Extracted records
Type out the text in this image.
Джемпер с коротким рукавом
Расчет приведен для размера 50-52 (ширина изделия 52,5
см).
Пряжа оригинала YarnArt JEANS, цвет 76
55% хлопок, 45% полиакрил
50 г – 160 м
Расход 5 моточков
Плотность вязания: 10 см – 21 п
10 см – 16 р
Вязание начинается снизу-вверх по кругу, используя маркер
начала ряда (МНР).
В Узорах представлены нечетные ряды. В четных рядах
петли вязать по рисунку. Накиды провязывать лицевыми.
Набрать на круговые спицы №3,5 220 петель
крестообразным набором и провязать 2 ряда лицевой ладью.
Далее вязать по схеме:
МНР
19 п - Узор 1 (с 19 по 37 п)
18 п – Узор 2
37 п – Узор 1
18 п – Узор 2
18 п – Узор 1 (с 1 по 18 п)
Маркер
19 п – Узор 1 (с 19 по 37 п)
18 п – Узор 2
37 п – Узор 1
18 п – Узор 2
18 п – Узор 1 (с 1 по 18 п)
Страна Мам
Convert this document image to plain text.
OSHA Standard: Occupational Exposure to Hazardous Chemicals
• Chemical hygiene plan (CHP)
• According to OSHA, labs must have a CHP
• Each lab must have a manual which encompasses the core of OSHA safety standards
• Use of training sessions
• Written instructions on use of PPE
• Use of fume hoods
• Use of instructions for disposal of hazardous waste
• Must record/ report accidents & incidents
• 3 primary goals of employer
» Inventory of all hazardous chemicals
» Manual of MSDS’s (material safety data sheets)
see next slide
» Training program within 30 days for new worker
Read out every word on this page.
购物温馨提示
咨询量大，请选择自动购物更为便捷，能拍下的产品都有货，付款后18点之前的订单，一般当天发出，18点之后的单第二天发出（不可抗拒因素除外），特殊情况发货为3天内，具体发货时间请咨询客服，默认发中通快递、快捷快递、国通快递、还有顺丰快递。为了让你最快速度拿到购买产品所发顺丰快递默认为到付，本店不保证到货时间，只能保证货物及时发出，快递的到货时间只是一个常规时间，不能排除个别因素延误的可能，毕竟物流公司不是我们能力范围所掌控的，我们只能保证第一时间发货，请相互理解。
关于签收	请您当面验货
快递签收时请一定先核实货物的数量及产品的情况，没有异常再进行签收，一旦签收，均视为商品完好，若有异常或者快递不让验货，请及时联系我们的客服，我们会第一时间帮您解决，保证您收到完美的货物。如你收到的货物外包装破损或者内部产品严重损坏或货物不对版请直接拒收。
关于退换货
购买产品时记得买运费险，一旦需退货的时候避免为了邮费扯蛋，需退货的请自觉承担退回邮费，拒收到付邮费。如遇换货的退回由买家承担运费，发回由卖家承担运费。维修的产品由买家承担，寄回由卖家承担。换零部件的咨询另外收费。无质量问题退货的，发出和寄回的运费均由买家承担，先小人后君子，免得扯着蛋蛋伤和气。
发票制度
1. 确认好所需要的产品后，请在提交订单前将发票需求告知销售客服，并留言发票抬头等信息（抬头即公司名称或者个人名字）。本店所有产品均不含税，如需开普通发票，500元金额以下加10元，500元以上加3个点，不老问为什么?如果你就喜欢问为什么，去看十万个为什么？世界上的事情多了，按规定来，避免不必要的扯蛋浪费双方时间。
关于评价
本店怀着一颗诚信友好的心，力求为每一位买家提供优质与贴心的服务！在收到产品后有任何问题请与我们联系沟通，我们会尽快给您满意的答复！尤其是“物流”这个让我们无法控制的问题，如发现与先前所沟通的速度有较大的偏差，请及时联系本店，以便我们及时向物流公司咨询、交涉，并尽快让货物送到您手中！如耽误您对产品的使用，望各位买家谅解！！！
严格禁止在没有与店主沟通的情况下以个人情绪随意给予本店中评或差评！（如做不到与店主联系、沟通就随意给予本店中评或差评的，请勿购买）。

:: Instructions for the task ::
Reproduce the complete set of lines precisely as supplied.

:: Problem solution ::
Type out the text in this image.
Джемпер с коротким рукавом
Расчет приведен для размера 50-52 (ширина изделия 52,5
см).
Пряжа оригинала YarnArt JEANS, цвет 76
55% хлопок, 45% полиакрил
50 г – 160 м
Расход 5 моточков
Плотность вязания: 10 см – 21 п
10 см – 16 р
Вязание начинается снизу-вверх по кругу, используя маркер
начала ряда (МНР).
В Узорах представлены нечетные ряды. В четных рядах
петли вязать по рисунку. Накиды провязывать лицевыми.
Набрать на круговые спицы №3,5 220 петель
крестообразным набором и провязать 2 ряда лицевой ладью.
Далее вязать по схеме:
МНР
19 п - Узор 1 (с 19 по 37 п)
18 п – Узор 2
37 п – Узор 1
18 п – Узор 2
18 п – Узор 1 (с 1 по 18 п)
Маркер
19 п – Узор 1 (с 19 по 37 п)
18 п – Узор 2
37 п – Узор 1
18 п – Узор 2
18 п – Узор 1 (с 1 по 18 п)
Страна Мам
Convert this document image to plain text.
OSHA Standard: Occupational Exposure to Hazardous Chemicals
• Chemical hygiene plan (CHP)
• According to OSHA, labs must have a CHP
• Each lab must have a manual which encompasses the core of OSHA safety standards
• Use of training sessions
• Written instructions on use of PPE
• Use of fume hoods
• Use of instructions for disposal of hazardous waste
• Must record/ report accidents & incidents
• 3 primary goals of employer
» Inventory of all hazardous chemicals
» Manual of MSDS’s (material safety data sheets)
see next slide
» Training program within 30 days for new worker
Read out every word on this page.
购物温馨提示
咨询量大，请选择自动购物更为便捷，能拍下的产品都有货，付款后18点之前的订单，一般当天发出，18点之后的单第二天发出（不可抗拒因素除外），特殊情况发货为3天内，具体发货时间请咨询客服，默认发中通快递、快捷快递、国通快递、还有顺丰快递。为了让你最快速度拿到购买产品所发顺丰快递默认为到付，本店不保证到货时间，只能保证货物及时发出，快递的到货时间只是一个常规时间，不能排除个别因素延误的可能，毕竟物流公司不是我们能力范围所掌控的，我们只能保证第一时间发货，请相互理解。
关于签收	请您当面验货
快递签收时请一定先核实货物的数量及产品的情况，没有异常再进行签收，一旦签收，均视为商品完好，若有异常或者快递不让验货，请及时联系我们的客服，我们会第一时间帮您解决，保证您收到完美的货物。如你收到的货物外包装破损或者内部产品严重损坏或货物不对版请直接拒收。
关于退换货
购买产品时记得买运费险，一旦需退货的时候避免为了邮费扯蛋，需退货的请自觉承担退回邮费，拒收到付邮费。如遇换货的退回由买家承担运费，发回由卖家承担运费。维修的产品由买家承担，寄回由卖家承担。换零部件的咨询另外收费。无质量问题退货的，发出和寄回的运费均由买家承担，先小人后君子，免得扯着蛋蛋伤和气。
发票制度
1. 确认好所需要的产品后，请在提交订单前将发票需求告知销售客服，并留言发票抬头等信息（抬头即公司名称或者个人名字）。本店所有产品均不含税，如需开普通发票，500元金额以下加10元，500元以上加3个点，不老问为什么?如果你就喜欢问为什么，去看十万个为什么？世界上的事情多了，按规定来，避免不必要的扯蛋浪费双方时间。
关于评价
本店怀着一颗诚信友好的心，力求为每一位买家提供优质与贴心的服务！在收到产品后有任何问题请与我们联系沟通，我们会尽快给您满意的答复！尤其是“物流”这个让我们无法控制的问题，如发现与先前所沟通的速度有较大的偏差，请及时联系本店，以便我们及时向物流公司咨询、交涉，并尽快让货物送到您手中！如耽误您对产品的使用，望各位买家谅解！！！
严格禁止在没有与店主沟通的情况下以个人情绪随意给予本店中评或差评！（如做不到与店主联系、沟通就随意给予本店中评或差评的，请勿购买）。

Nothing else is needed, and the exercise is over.